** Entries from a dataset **
▬▬▬▬▬▬

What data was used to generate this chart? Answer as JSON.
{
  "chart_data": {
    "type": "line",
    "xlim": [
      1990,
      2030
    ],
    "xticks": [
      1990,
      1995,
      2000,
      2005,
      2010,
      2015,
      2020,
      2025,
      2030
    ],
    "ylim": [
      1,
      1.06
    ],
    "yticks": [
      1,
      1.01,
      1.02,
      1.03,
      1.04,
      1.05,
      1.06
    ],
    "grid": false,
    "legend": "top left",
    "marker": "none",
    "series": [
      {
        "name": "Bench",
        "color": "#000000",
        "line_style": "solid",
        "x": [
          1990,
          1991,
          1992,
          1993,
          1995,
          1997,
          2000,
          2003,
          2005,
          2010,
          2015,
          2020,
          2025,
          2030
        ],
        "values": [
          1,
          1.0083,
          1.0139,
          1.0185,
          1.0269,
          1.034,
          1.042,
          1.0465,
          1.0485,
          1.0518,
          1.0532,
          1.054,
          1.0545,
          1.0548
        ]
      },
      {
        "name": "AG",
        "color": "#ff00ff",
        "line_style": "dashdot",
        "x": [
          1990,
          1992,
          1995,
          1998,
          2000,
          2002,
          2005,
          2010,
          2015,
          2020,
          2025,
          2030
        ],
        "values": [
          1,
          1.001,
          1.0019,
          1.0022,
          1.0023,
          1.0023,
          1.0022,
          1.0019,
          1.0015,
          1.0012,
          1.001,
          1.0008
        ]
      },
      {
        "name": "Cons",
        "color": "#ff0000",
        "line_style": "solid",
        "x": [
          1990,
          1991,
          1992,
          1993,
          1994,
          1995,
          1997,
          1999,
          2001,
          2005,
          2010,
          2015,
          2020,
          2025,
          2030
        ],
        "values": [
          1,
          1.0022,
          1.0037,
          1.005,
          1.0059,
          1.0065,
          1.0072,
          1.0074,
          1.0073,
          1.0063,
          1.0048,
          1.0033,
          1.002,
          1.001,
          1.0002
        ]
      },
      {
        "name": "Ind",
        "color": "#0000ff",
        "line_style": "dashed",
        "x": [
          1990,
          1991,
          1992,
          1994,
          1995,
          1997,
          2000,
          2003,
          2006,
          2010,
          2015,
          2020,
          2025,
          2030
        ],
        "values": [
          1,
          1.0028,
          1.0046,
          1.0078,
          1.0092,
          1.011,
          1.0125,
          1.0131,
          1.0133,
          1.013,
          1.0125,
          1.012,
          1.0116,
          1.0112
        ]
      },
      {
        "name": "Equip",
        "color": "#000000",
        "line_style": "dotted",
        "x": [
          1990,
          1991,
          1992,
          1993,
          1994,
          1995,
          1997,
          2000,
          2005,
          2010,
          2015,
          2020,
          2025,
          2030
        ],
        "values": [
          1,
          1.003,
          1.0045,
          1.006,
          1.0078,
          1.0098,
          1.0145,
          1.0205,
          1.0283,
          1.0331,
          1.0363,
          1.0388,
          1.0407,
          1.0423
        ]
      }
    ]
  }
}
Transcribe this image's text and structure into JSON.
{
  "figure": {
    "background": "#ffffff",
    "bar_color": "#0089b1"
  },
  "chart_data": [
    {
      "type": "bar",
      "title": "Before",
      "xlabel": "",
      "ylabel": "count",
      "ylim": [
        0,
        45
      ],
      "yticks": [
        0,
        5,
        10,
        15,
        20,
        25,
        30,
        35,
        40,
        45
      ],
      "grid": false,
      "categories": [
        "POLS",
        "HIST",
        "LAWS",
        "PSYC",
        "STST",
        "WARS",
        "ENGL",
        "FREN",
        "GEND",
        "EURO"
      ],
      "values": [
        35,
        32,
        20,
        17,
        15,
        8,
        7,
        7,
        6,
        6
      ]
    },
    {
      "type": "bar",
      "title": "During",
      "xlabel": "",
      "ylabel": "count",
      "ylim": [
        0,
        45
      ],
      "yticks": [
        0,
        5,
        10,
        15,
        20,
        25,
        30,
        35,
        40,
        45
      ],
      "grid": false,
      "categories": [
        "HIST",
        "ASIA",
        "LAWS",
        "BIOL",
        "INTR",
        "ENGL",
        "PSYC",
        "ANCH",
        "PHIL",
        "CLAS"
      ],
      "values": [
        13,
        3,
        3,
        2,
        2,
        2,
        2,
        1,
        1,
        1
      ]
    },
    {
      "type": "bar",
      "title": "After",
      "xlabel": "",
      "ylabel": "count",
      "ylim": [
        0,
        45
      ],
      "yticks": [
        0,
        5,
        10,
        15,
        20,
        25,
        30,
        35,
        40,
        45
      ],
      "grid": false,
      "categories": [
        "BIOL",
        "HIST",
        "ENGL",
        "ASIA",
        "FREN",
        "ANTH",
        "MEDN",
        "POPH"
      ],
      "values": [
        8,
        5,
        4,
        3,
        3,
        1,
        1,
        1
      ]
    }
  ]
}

▬▬▬▬▬▬

** Instructions to follow **
All of the material must be reproduced exactly.

** The reply **
What data was used to generate this chart? Answer as JSON.
{
  "chart_data": {
    "type": "line",
    "xlim": [
      1990,
      2030
    ],
    "xticks": [
      1990,
      1995,
      2000,
      2005,
      2010,
      2015,
      2020,
      2025,
      2030
    ],
    "ylim": [
      1,
      1.06
    ],
    "yticks": [
      1,
      1.01,
      1.02,
      1.03,
      1.04,
      1.05,
      1.06
    ],
    "grid": false,
    "legend": "top left",
    "marker": "none",
    "series": [
      {
        "name": "Bench",
        "color": "#000000",
        "line_style": "solid",
        "x": [
          1990,
          1991,
          1992,
          1993,
          1995,
          1997,
          2000,
          2003,
          2005,
          2010,
          2015,
          2020,
          2025,
          2030
        ],
        "values": [
          1,
          1.0083,
          1.0139,
          1.0185,
          1.0269,
          1.034,
          1.042,
          1.0465,
          1.0485,
          1.0518,
          1.0532,
          1.054,
          1.0545,
          1.0548
        ]
      },
      {
        "name": "AG",
        "color": "#ff00ff",
        "line_style": "dashdot",
        "x": [
          1990,
          1992,
          1995,
          1998,
          2000,
          2002,
          2005,
          2010,
          2015,
          2020,
          2025,
          2030
        ],
        "values": [
          1,
          1.001,
          1.0019,
          1.0022,
          1.0023,
          1.0023,
          1.0022,
          1.0019,
          1.0015,
          1.0012,
          1.001,
          1.0008
        ]
      },
      {
        "name": "Cons",
        "color": "#ff0000",
        "line_style": "solid",
        "x": [
          1990,
          1991,
          1992,
          1993,
          1994,
          1995,
          1997,
          1999,
          2001,
          2005,
          2010,
          2015,
          2020,
          2025,
          2030
        ],
        "values": [
          1,
          1.0022,
          1.0037,
          1.005,
          1.0059,
          1.0065,
          1.0072,
          1.0074,
          1.0073,
          1.0063,
          1.0048,
          1.0033,
          1.002,
          1.001,
          1.0002
        ]
      },
      {
        "name": "Ind",
        "color": "#0000ff",
        "line_style": "dashed",
        "x": [
          1990,
          1991,
          1992,
          1994,
          1995,
          1997,
          2000,
          2003,
          2006,
          2010,
          2015,
          2020,
          2025,
          2030
        ],
        "values": [
          1,
          1.0028,
          1.0046,
          1.0078,
          1.0092,
          1.011,
          1.0125,
          1.0131,
          1.0133,
          1.013,
          1.0125,
          1.012,
          1.0116,
          1.0112
        ]
      },
      {
        "name": "Equip",
        "color": "#000000",
        "line_style": "dotted",
        "x": [
          1990,
          1991,
          1992,
          1993,
          1994,
          1995,
          1997,
          2000,
          2005,
          2010,
          2015,
          2020,
          2025,
          2030
        ],
        "values": [
          1,
          1.003,
          1.0045,
          1.006,
          1.0078,
          1.0098,
          1.0145,
          1.0205,
          1.0283,
          1.0331,
          1.0363,
          1.0388,
          1.0407,
          1.0423
        ]
      }
    ]
  }
}
Transcribe this image's text and structure into JSON.
{
  "figure": {
    "background": "#ffffff",
    "bar_color": "#0089b1"
  },
  "chart_data": [
    {
      "type": "bar",
      "title": "Before",
      "xlabel": "",
      "ylabel": "count",
      "ylim": [
        0,
        45
      ],
      "yticks": [
        0,
        5,
        10,
        15,
        20,
        25,
        30,
        35,
        40,
        45
      ],
      "grid": false,
      "categories": [
        "POLS",
        "HIST",
        "LAWS",
        "PSYC",
        "STST",
        "WARS",
        "ENGL",
        "FREN",
        "GEND",
        "EURO"
      ],
      "values": [
        35,
        32,
        20,
        17,
        15,
        8,
        7,
        7,
        6,
        6
      ]
    },
    {
      "type": "bar",
      "title": "During",
      "xlabel": "",
      "ylabel": "count",
      "ylim": [
        0,
        45
      ],
      "yticks": [
        0,
        5,
        10,
        15,
        20,
        25,
        30,
        35,
        40,
        45
      ],
      "grid": false,
      "categories": [
        "HIST",
        "ASIA",
        "LAWS",
        "BIOL",
        "INTR",
        "ENGL",
        "PSYC",
        "ANCH",
        "PHIL",
        "CLAS"
      ],
      "values": [
        13,
        3,
        3,
        2,
        2,
        2,
        2,
        1,
        1,
        1
      ]
    },
    {
      "type": "bar",
      "title": "After",
      "xlabel": "",
      "ylabel": "count",
      "ylim": [
        0,
        45
      ],
      "yticks": [
        0,
        5,
        10,
        15,
        20,
        25,
        30,
        35,
        40,
        45
      ],
      "grid": false,
      "categories": [
        "BIOL",
        "HIST",
        "ENGL",
        "ASIA",
        "FREN",
        "ANTH",
        "MEDN",
        "POPH"
      ],
      "values": [
        8,
        5,
        4,
        3,
        3,
        1,
        1,
        1
      ]
    }
  ]
}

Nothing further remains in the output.